— START OF Given records —
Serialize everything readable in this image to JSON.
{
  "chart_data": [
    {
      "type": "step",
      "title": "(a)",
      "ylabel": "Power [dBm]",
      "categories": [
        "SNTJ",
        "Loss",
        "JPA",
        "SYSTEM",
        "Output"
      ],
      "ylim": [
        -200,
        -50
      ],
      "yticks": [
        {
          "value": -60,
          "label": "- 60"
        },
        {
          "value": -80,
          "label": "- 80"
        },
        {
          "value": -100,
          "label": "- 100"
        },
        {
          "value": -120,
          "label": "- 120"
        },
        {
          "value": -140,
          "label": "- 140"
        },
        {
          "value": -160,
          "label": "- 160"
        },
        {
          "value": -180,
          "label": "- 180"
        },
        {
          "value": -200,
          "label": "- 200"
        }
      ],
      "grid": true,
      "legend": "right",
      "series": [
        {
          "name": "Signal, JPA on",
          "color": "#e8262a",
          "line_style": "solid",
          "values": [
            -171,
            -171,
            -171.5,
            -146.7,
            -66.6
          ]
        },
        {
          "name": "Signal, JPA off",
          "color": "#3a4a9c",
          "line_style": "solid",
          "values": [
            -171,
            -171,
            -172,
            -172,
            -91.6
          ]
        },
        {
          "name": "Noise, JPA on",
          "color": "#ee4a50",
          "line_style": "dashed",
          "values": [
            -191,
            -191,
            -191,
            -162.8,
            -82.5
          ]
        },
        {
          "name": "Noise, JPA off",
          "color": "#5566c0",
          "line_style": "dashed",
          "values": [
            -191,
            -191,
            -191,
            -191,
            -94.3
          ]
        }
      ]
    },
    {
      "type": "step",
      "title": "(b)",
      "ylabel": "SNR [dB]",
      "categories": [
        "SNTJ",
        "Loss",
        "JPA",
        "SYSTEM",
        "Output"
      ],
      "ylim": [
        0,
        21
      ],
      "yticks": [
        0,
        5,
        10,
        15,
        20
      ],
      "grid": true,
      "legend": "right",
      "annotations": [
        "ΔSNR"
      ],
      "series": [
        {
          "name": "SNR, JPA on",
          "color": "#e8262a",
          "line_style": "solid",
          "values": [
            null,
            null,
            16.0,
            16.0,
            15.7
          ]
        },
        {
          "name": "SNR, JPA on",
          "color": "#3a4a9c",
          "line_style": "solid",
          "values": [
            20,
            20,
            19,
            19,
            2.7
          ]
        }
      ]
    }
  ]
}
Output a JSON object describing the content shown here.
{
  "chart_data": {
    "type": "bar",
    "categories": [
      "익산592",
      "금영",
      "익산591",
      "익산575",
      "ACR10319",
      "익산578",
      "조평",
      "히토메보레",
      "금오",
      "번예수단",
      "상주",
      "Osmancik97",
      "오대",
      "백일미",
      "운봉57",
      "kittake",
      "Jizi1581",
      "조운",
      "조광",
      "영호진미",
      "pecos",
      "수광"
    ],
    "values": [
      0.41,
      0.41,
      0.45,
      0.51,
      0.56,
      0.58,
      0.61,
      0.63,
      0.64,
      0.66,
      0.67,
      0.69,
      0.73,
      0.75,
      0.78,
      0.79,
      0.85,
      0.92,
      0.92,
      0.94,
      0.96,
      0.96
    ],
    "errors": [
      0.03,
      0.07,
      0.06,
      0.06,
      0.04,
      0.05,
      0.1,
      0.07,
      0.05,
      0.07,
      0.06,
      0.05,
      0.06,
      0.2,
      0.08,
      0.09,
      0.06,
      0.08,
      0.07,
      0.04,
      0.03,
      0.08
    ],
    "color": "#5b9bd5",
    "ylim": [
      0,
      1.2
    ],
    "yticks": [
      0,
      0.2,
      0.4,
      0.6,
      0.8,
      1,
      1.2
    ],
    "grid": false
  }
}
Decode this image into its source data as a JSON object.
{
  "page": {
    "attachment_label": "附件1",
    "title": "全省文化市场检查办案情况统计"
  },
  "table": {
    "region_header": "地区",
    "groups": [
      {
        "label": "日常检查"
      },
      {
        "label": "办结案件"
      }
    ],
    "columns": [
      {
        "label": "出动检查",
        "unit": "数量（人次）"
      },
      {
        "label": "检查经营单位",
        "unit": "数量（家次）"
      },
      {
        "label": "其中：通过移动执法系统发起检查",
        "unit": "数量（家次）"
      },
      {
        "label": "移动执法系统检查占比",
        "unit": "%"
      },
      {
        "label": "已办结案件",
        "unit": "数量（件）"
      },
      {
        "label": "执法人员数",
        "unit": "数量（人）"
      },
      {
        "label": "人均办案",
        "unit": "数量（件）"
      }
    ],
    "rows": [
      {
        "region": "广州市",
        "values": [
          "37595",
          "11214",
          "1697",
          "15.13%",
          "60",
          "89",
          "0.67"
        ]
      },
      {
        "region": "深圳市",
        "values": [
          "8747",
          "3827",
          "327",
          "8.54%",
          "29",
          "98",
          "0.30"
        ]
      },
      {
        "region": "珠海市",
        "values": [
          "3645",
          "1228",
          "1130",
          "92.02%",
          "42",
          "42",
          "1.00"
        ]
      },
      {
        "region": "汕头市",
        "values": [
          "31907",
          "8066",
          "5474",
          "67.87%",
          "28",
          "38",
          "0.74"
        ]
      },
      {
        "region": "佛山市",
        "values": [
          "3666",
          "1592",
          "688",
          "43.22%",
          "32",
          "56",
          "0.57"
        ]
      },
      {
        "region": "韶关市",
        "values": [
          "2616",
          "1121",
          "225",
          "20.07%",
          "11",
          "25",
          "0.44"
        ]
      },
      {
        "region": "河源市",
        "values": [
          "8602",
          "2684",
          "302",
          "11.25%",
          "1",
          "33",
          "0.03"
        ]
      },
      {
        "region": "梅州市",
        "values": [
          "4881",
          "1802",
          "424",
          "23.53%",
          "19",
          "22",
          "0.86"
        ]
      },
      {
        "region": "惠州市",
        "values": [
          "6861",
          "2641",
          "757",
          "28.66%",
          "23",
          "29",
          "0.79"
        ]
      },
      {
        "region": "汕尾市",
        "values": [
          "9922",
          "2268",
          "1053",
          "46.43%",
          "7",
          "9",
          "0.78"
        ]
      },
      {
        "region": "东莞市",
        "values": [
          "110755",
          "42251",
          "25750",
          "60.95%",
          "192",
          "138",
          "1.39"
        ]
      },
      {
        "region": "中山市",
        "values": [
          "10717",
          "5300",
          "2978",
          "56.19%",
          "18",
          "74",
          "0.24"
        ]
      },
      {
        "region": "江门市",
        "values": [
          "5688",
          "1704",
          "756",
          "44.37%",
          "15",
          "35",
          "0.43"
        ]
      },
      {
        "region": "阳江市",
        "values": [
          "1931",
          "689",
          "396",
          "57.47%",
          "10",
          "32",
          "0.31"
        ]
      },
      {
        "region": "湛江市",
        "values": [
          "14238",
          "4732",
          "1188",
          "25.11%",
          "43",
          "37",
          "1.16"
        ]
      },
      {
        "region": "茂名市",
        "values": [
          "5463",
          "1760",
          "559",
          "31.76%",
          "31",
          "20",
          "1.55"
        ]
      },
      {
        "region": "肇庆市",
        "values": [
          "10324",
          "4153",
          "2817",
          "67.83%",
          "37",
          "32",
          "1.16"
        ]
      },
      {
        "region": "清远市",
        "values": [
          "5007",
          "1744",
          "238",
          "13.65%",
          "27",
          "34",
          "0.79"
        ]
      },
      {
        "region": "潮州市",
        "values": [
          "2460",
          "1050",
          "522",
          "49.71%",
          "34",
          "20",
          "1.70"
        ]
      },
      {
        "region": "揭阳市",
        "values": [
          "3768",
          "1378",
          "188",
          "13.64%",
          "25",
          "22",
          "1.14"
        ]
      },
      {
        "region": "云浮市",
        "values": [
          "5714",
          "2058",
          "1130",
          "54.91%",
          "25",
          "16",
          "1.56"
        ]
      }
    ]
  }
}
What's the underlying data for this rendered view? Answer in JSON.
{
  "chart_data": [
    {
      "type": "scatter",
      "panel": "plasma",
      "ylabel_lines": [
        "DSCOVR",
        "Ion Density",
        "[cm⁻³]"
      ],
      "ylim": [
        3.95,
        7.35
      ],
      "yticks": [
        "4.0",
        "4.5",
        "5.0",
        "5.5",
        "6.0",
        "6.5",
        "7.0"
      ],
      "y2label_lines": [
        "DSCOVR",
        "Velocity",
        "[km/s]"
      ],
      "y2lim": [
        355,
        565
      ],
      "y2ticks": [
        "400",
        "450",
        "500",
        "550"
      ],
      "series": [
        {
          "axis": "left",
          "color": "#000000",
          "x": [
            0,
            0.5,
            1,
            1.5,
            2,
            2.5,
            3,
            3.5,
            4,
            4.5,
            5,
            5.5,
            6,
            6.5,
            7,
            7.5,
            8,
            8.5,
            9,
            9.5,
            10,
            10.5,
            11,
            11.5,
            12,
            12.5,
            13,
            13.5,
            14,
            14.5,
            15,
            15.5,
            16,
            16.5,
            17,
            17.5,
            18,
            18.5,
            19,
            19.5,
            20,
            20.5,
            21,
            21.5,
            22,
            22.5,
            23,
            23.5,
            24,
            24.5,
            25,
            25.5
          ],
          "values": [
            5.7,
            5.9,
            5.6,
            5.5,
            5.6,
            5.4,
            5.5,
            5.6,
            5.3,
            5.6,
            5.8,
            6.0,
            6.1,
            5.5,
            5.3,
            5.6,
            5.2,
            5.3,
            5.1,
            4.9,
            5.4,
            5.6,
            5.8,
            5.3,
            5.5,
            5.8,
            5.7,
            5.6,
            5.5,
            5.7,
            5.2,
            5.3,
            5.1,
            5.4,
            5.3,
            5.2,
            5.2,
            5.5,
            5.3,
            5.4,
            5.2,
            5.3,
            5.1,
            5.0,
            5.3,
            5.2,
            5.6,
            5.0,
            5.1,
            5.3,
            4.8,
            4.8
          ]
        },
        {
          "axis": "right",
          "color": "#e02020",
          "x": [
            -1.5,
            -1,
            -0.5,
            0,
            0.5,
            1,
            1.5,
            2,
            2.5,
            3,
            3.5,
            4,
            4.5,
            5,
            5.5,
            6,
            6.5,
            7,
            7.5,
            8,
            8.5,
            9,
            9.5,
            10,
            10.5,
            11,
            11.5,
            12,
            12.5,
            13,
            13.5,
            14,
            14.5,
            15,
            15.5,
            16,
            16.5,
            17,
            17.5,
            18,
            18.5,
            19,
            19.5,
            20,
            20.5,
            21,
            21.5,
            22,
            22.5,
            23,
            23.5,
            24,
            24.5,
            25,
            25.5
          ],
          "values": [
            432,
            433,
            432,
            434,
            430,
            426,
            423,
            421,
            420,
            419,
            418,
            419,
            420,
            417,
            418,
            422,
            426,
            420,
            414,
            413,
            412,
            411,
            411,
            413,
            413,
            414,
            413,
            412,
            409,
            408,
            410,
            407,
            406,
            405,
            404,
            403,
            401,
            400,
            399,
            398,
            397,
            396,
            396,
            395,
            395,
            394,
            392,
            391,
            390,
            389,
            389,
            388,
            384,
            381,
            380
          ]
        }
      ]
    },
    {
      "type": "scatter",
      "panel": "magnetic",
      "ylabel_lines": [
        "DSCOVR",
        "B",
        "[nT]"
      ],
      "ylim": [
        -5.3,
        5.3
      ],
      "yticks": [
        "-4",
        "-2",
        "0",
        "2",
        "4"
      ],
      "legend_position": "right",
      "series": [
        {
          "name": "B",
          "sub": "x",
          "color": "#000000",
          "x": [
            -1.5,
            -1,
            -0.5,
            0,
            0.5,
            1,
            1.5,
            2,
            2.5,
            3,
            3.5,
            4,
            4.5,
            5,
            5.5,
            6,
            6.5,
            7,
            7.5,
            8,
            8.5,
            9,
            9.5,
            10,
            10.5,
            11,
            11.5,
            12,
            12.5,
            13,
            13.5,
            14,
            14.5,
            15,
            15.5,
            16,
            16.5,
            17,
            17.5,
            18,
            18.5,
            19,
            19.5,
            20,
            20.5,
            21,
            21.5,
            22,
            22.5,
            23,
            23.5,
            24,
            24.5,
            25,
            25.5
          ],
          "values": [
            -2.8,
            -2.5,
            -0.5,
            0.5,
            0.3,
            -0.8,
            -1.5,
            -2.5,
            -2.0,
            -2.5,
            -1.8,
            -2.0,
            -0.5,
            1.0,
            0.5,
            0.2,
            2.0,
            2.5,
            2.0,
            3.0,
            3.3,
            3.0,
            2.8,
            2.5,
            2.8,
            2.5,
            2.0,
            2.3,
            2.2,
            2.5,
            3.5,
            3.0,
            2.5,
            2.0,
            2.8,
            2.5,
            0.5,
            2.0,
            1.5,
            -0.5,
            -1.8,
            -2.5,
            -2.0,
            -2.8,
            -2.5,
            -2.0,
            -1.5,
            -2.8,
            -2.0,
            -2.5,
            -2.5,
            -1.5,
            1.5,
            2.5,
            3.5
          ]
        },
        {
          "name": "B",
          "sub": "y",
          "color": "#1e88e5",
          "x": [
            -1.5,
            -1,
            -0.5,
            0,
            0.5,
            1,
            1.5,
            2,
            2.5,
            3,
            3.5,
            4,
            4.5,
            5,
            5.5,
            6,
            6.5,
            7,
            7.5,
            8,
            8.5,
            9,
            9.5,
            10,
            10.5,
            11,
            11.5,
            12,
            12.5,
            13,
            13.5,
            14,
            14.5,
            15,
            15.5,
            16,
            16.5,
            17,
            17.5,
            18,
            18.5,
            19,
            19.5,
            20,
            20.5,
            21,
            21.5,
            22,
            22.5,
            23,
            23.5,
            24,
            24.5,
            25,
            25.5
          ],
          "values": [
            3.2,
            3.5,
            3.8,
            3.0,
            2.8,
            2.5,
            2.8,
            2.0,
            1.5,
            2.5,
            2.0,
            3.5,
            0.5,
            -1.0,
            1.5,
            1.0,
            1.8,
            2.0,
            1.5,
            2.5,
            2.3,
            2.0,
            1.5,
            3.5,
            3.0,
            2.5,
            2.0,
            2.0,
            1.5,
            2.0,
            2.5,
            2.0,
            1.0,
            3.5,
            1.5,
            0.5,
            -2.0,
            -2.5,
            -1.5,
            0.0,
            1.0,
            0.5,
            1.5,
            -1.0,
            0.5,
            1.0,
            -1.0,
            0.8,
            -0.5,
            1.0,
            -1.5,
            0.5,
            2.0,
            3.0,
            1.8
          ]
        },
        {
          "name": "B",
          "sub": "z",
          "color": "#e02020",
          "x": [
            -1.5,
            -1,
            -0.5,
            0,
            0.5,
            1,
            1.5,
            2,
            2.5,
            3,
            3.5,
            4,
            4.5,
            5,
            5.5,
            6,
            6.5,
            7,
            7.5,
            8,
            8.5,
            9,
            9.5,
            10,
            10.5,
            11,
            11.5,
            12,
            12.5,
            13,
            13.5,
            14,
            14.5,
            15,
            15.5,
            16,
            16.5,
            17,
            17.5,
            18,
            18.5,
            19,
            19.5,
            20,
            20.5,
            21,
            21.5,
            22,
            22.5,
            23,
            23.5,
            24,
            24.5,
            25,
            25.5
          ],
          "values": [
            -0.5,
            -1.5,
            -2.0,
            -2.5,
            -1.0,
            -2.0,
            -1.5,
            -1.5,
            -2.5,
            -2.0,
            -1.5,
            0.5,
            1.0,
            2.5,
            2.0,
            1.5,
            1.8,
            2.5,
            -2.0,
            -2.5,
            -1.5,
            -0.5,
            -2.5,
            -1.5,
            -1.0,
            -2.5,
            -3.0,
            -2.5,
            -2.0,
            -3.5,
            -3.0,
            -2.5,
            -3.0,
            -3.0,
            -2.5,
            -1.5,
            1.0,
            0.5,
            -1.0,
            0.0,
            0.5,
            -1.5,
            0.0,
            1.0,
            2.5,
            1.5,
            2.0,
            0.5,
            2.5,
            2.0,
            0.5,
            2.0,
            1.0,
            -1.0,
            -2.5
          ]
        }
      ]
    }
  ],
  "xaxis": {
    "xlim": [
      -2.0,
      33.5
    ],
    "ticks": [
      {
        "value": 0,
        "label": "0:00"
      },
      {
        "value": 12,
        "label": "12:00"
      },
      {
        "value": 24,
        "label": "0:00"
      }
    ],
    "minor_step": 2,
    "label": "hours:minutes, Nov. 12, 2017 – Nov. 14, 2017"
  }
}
— END OF Given records —
**Exercise goal**
From the entries above, select each line containing the string "Signal".

**Problem solution**
          "name": "Signal, JPA on",
          "name": "Signal, JPA off",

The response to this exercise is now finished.